### WHAT THE TASK ASKS
Write the entries below out again exactly; any picture in them stays out.

** BEGIN DATASET EXCERPTS **

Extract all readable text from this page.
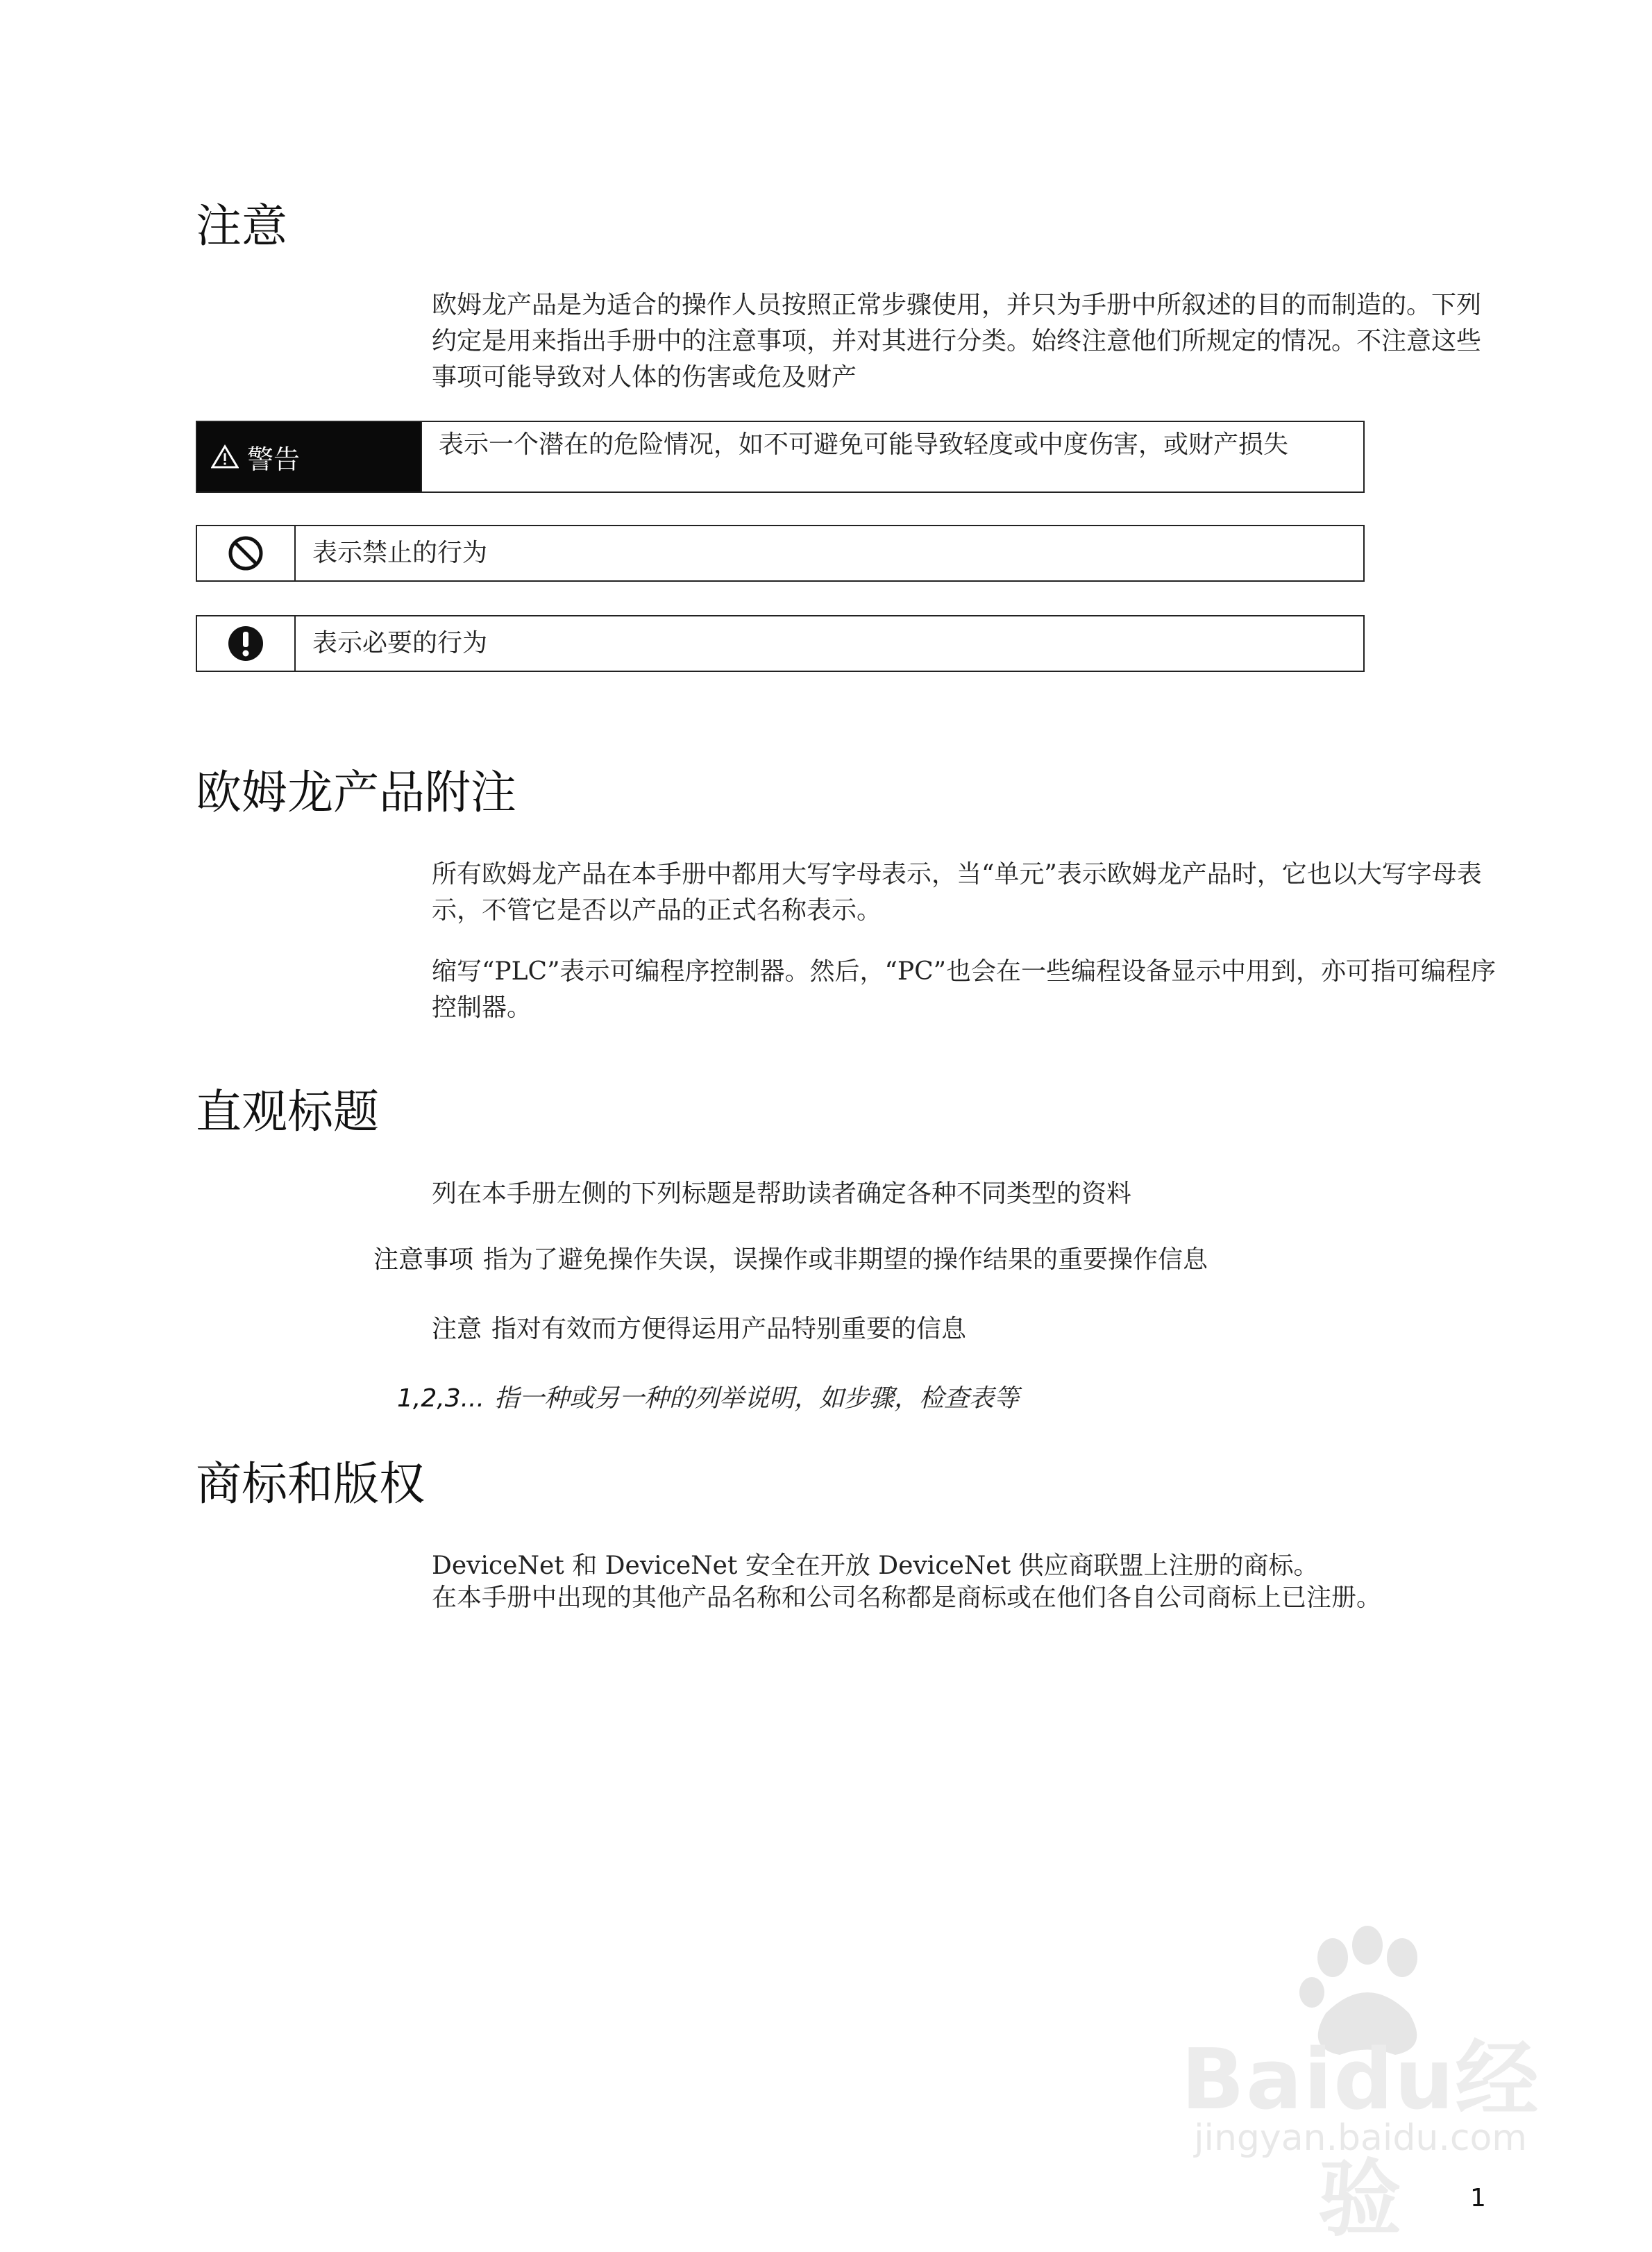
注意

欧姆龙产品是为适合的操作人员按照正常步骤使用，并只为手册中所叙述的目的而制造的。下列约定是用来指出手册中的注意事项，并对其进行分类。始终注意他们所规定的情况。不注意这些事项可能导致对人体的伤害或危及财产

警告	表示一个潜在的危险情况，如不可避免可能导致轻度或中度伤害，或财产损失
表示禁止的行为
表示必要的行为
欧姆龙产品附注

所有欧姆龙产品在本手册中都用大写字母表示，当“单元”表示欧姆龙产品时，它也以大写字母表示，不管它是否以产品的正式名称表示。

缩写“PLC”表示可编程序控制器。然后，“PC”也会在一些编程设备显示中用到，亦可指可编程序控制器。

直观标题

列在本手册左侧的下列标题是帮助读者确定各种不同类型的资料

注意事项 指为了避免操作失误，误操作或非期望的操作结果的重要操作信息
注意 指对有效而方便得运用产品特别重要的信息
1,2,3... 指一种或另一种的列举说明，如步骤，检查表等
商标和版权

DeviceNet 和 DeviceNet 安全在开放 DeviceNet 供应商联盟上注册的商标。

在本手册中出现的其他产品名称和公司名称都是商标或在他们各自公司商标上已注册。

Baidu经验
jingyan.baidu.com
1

** END DATASET EXCERPTS **

### OUTPUT FOR THIS EXERCISE
Extract all readable text from this page.
注意

欧姆龙产品是为适合的操作人员按照正常步骤使用，并只为手册中所叙述的目的而制造的。下列约定是用来指出手册中的注意事项，并对其进行分类。始终注意他们所规定的情况。不注意这些事项可能导致对人体的伤害或危及财产

警告	表示一个潜在的危险情况，如不可避免可能导致轻度或中度伤害，或财产损失
表示禁止的行为
表示必要的行为
欧姆龙产品附注

所有欧姆龙产品在本手册中都用大写字母表示，当“单元”表示欧姆龙产品时，它也以大写字母表示，不管它是否以产品的正式名称表示。

缩写“PLC”表示可编程序控制器。然后，“PC”也会在一些编程设备显示中用到，亦可指可编程序控制器。

直观标题

列在本手册左侧的下列标题是帮助读者确定各种不同类型的资料

注意事项 指为了避免操作失误，误操作或非期望的操作结果的重要操作信息
注意 指对有效而方便得运用产品特别重要的信息
1,2,3... 指一种或另一种的列举说明，如步骤，检查表等
商标和版权

DeviceNet 和 DeviceNet 安全在开放 DeviceNet 供应商联盟上注册的商标。

在本手册中出现的其他产品名称和公司名称都是商标或在他们各自公司商标上已注册。

Baidu经验
jingyan.baidu.com
1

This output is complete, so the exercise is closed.